- _WRITTEN PROBLEM_:
Output every record below exactly as it appears.

- _SUPPLIED MATERIAL_:
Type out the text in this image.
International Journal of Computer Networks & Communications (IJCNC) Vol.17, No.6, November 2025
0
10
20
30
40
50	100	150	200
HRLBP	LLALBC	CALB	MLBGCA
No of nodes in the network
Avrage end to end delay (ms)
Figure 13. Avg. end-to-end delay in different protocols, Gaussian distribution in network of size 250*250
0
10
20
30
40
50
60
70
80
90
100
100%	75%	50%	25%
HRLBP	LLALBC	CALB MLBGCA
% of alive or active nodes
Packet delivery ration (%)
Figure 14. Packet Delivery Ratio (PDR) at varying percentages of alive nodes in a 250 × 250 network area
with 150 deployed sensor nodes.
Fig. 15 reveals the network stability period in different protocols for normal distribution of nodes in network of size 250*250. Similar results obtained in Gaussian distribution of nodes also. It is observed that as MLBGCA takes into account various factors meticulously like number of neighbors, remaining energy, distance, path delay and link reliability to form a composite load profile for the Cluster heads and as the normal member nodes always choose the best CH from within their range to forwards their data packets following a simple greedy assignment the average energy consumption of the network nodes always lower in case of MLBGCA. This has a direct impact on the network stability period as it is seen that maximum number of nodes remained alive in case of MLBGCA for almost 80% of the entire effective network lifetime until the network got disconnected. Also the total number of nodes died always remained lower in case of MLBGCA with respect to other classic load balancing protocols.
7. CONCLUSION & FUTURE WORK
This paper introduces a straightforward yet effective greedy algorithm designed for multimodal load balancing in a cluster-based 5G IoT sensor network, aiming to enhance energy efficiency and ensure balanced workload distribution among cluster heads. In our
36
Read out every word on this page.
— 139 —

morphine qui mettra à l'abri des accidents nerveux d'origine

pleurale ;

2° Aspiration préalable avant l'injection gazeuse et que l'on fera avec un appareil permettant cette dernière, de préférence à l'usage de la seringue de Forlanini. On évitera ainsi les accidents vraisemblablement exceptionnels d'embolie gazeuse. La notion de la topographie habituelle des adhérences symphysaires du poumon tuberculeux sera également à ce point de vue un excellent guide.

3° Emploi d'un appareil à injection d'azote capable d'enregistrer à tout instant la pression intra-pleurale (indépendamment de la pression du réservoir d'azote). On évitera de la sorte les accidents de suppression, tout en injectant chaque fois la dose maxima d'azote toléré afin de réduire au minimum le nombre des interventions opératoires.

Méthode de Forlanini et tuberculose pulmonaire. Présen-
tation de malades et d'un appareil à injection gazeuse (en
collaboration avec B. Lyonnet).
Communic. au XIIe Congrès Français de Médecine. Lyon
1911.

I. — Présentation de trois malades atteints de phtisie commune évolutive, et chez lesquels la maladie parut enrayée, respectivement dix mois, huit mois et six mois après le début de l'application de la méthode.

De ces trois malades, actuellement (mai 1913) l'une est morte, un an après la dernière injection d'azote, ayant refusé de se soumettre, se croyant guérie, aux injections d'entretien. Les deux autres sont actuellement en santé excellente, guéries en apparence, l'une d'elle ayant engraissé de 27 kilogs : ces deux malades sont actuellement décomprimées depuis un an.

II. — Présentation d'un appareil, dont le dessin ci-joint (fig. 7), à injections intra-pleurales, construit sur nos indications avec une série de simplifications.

- _RESPONSE TO THE TASK_:
Type out the text in this image.
International Journal of Computer Networks & Communications (IJCNC) Vol.17, No.6, November 2025
0
10
20
30
40
50	100	150	200
HRLBP	LLALBC	CALB	MLBGCA
No of nodes in the network
Avrage end to end delay (ms)
Figure 13. Avg. end-to-end delay in different protocols, Gaussian distribution in network of size 250*250
0
10
20
30
40
50
60
70
80
90
100
100%	75%	50%	25%
HRLBP	LLALBC	CALB MLBGCA
% of alive or active nodes
Packet delivery ration (%)
Figure 14. Packet Delivery Ratio (PDR) at varying percentages of alive nodes in a 250 × 250 network area
with 150 deployed sensor nodes.
Fig. 15 reveals the network stability period in different protocols for normal distribution of nodes in network of size 250*250. Similar results obtained in Gaussian distribution of nodes also. It is observed that as MLBGCA takes into account various factors meticulously like number of neighbors, remaining energy, distance, path delay and link reliability to form a composite load profile for the Cluster heads and as the normal member nodes always choose the best CH from within their range to forwards their data packets following a simple greedy assignment the average energy consumption of the network nodes always lower in case of MLBGCA. This has a direct impact on the network stability period as it is seen that maximum number of nodes remained alive in case of MLBGCA for almost 80% of the entire effective network lifetime until the network got disconnected. Also the total number of nodes died always remained lower in case of MLBGCA with respect to other classic load balancing protocols.
7. CONCLUSION & FUTURE WORK
This paper introduces a straightforward yet effective greedy algorithm designed for multimodal load balancing in a cluster-based 5G IoT sensor network, aiming to enhance energy efficiency and ensure balanced workload distribution among cluster heads. In our
36
Read out every word on this page.
— 139 —

morphine qui mettra à l'abri des accidents nerveux d'origine

pleurale ;

2° Aspiration préalable avant l'injection gazeuse et que l'on fera avec un appareil permettant cette dernière, de préférence à l'usage de la seringue de Forlanini. On évitera ainsi les accidents vraisemblablement exceptionnels d'embolie gazeuse. La notion de la topographie habituelle des adhérences symphysaires du poumon tuberculeux sera également à ce point de vue un excellent guide.

3° Emploi d'un appareil à injection d'azote capable d'enregistrer à tout instant la pression intra-pleurale (indépendamment de la pression du réservoir d'azote). On évitera de la sorte les accidents de suppression, tout en injectant chaque fois la dose maxima d'azote toléré afin de réduire au minimum le nombre des interventions opératoires.

Méthode de Forlanini et tuberculose pulmonaire. Présen-
tation de malades et d'un appareil à injection gazeuse (en
collaboration avec B. Lyonnet).
Communic. au XIIe Congrès Français de Médecine. Lyon
1911.

I. — Présentation de trois malades atteints de phtisie commune évolutive, et chez lesquels la maladie parut enrayée, respectivement dix mois, huit mois et six mois après le début de l'application de la méthode.

De ces trois malades, actuellement (mai 1913) l'une est morte, un an après la dernière injection d'azote, ayant refusé de se soumettre, se croyant guérie, aux injections d'entretien. Les deux autres sont actuellement en santé excellente, guéries en apparence, l'une d'elle ayant engraissé de 27 kilogs : ces deux malades sont actuellement décomprimées depuis un an.

II. — Présentation d'un appareil, dont le dessin ci-joint (fig. 7), à injections intra-pleurales, construit sur nos indications avec une série de simplifications.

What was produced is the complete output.